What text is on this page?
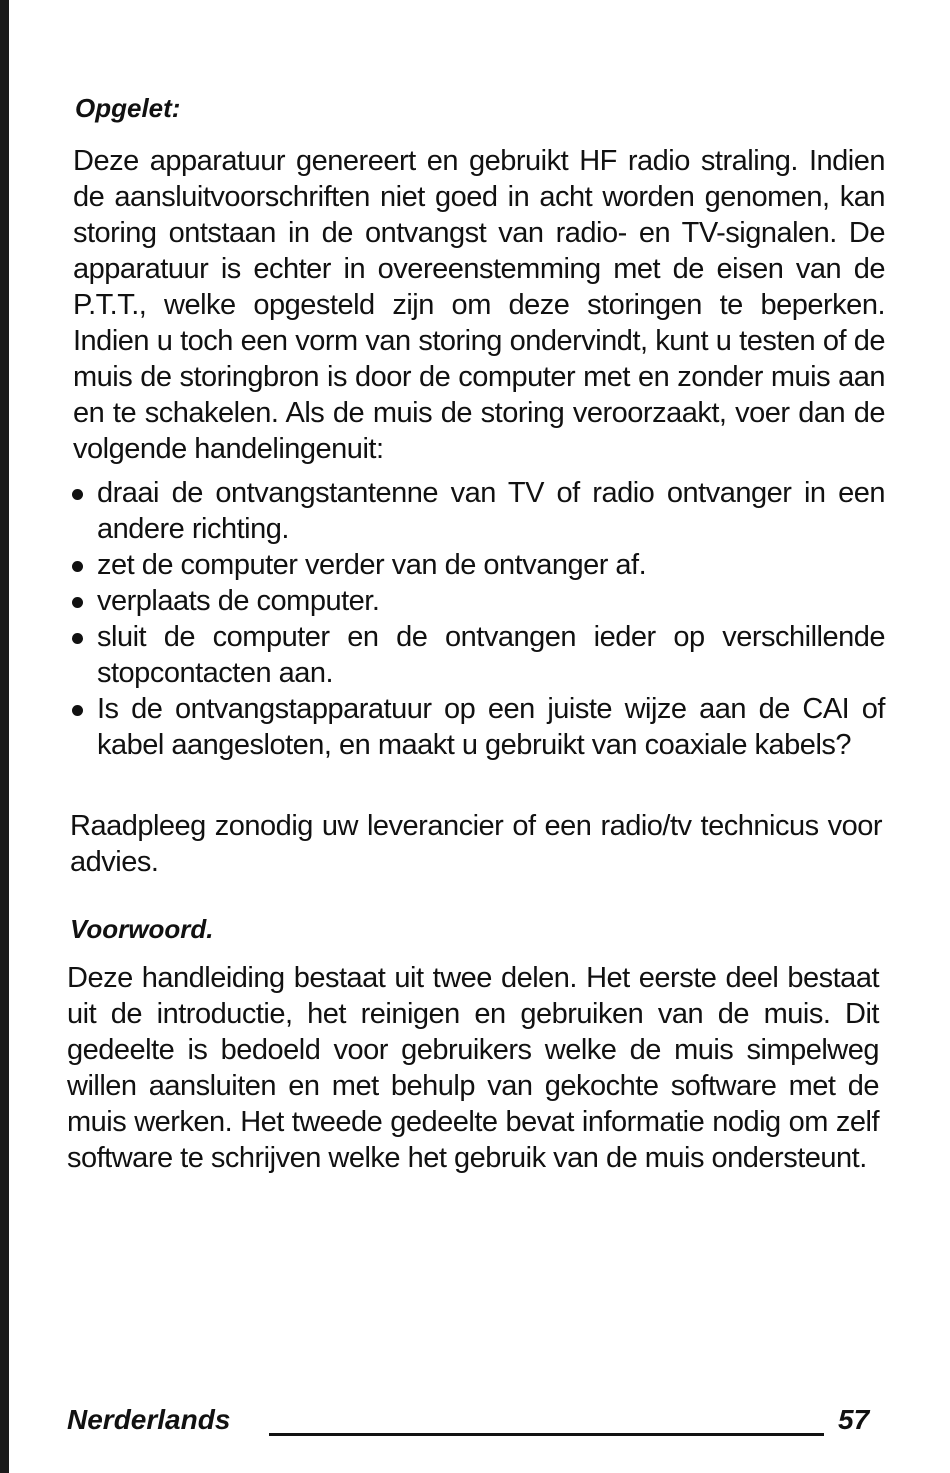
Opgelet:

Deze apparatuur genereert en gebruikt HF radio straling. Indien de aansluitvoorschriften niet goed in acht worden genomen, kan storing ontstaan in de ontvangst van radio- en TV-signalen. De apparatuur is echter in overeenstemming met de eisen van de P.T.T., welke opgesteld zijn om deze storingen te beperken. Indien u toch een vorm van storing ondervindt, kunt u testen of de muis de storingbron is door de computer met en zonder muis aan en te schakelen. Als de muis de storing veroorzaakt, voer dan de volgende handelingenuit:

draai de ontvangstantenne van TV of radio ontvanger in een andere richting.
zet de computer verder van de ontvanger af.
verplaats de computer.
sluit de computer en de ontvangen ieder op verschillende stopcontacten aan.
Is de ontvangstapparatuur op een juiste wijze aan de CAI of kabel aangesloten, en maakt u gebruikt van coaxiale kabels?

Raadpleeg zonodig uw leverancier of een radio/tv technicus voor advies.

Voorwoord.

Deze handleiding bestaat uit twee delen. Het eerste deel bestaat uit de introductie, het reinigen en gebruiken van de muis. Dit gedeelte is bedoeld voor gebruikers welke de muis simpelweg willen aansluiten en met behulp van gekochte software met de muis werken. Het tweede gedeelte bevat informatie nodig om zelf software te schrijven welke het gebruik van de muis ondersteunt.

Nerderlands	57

###

Go through the entries and copy every line that has "gebruikt".

## RESPONSE BELOW
Deze apparatuur genereert en gebruikt HF radio straling. Indien de aansluitvoorschriften niet goed in acht worden genomen, kan storing ontstaan in de ontvangst van radio- en TV-signalen. De apparatuur is echter in overeenstemming met de eisen van de P.T.T., welke opgesteld zijn om deze storingen te beperken. Indien u toch een vorm van storing ondervindt, kunt u testen of de muis de storingbron is door de computer met en zonder muis aan en te schakelen. Als de muis de storing veroorzaakt, voer dan de volgende handelingenuit:
Is de ontvangstapparatuur op een juiste wijze aan de CAI of kabel aangesloten, en maakt u gebruikt van coaxiale kabels?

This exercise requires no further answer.